[Extracted data entries]
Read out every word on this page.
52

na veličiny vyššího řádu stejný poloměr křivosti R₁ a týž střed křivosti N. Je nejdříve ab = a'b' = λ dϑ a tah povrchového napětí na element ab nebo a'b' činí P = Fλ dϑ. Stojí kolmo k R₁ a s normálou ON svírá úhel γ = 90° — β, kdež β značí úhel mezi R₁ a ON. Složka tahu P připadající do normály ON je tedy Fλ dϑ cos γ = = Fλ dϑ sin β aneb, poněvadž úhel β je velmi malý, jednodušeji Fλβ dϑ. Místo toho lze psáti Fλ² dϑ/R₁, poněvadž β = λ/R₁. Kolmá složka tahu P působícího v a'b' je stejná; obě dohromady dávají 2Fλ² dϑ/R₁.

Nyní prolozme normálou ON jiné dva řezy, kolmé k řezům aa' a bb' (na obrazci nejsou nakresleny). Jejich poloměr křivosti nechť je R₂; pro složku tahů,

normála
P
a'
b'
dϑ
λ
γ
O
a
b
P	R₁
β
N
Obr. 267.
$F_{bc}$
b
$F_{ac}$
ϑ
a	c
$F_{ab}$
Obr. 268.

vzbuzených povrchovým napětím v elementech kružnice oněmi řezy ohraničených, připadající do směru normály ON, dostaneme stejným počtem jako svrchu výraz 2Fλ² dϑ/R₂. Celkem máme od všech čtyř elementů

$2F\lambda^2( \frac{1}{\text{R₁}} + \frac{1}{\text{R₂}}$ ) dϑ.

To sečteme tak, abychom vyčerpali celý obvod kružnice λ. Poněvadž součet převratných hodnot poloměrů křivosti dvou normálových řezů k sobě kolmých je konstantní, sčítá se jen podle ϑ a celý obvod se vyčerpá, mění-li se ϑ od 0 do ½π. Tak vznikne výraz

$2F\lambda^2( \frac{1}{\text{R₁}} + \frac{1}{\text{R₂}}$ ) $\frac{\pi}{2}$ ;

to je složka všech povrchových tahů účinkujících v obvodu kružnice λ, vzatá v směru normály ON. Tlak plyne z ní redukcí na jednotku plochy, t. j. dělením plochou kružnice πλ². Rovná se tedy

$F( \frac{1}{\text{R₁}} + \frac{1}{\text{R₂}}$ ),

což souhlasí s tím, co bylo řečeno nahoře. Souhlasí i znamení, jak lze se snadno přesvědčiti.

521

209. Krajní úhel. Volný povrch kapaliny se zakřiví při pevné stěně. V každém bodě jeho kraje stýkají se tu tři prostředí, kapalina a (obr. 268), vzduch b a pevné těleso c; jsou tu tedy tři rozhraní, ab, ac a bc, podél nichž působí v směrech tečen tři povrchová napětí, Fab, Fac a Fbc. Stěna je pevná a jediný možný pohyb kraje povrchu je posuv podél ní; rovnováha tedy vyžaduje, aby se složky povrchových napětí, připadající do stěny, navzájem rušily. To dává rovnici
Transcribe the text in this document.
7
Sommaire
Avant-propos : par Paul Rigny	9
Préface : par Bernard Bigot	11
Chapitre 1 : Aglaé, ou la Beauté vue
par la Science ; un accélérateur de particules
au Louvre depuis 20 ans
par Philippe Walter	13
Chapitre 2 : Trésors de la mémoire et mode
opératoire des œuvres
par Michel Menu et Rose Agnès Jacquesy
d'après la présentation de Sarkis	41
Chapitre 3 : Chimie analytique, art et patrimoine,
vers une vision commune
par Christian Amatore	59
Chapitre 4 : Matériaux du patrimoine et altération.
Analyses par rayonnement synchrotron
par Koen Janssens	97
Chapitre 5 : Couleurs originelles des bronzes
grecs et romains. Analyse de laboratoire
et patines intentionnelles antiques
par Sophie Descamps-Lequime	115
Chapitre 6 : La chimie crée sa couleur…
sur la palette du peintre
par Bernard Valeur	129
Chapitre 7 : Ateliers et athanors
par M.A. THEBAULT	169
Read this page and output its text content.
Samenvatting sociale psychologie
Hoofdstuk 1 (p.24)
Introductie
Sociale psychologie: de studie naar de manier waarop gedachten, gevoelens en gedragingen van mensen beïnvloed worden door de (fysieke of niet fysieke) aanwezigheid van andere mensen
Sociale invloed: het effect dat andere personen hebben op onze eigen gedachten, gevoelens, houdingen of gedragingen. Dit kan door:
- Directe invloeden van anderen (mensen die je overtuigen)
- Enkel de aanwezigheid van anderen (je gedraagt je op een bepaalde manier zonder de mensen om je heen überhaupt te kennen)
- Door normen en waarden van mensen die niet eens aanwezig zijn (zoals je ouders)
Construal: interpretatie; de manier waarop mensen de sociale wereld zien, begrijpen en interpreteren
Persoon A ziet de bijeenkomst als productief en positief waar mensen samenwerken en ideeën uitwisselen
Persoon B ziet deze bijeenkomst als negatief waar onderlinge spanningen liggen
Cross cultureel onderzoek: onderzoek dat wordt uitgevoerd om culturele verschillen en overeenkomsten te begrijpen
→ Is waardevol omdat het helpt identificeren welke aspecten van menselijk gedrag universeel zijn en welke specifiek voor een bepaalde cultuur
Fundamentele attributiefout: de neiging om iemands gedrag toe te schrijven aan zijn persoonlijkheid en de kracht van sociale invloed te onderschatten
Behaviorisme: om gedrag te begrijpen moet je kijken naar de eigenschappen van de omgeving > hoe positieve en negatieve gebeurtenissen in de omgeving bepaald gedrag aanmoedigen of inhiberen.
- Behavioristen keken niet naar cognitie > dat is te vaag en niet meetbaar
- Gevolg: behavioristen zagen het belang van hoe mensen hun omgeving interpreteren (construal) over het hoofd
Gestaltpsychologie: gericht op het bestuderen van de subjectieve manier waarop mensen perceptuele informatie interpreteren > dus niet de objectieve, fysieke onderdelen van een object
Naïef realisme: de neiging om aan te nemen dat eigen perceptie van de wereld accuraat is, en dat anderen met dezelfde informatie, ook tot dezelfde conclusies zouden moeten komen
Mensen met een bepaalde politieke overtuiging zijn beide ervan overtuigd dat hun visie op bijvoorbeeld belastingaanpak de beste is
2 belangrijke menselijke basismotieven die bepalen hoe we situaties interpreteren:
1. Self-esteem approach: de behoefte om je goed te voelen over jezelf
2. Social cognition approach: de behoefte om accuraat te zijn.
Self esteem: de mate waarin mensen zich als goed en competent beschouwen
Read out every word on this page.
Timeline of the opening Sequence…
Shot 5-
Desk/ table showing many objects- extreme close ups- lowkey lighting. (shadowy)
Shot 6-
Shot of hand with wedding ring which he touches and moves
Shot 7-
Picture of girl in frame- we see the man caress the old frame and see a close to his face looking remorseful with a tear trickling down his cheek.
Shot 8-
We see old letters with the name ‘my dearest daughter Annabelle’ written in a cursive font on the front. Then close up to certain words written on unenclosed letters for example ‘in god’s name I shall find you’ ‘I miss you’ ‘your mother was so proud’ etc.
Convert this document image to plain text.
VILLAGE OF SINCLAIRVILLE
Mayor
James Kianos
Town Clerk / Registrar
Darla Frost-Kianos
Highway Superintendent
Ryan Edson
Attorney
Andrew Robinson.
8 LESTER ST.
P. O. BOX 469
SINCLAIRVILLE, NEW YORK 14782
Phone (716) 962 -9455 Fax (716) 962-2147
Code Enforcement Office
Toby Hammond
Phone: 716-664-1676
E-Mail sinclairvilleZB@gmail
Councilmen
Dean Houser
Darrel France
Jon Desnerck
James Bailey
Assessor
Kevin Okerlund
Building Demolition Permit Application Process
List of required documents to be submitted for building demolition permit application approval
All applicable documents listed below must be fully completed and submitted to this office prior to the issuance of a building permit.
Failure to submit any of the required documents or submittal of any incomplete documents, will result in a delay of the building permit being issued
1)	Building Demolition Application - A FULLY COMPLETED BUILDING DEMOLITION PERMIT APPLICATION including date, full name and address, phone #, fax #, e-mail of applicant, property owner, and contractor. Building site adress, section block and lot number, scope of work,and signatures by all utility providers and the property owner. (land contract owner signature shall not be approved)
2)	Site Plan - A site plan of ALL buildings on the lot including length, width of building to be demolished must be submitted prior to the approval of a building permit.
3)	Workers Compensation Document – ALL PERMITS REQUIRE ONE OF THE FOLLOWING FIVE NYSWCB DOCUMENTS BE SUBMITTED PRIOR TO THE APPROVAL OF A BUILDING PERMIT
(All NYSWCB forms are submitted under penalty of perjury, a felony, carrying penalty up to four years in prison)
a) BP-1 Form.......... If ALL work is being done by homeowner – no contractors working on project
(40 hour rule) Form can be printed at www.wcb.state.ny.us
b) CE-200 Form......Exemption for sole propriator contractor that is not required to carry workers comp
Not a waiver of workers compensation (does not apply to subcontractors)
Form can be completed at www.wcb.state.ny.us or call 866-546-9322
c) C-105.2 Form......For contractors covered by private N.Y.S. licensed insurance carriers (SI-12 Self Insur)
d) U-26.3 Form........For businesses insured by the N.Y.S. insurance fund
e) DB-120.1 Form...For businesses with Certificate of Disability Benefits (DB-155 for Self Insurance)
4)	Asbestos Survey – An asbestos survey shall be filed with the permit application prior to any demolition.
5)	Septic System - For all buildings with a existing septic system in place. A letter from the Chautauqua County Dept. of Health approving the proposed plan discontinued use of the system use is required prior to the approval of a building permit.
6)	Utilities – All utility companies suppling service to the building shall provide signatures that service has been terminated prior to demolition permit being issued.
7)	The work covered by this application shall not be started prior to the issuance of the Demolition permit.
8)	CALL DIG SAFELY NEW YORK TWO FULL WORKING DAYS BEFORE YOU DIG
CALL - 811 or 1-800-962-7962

### [EXERCISE GOAL]
Track down every line holding the string "Shot" and copy it.

### [ANSWER TO THE PROBLEM]
Shot 5-
Shot 6-
Shot of hand with wedding ring which he touches and moves
Shot 7-
Shot 8-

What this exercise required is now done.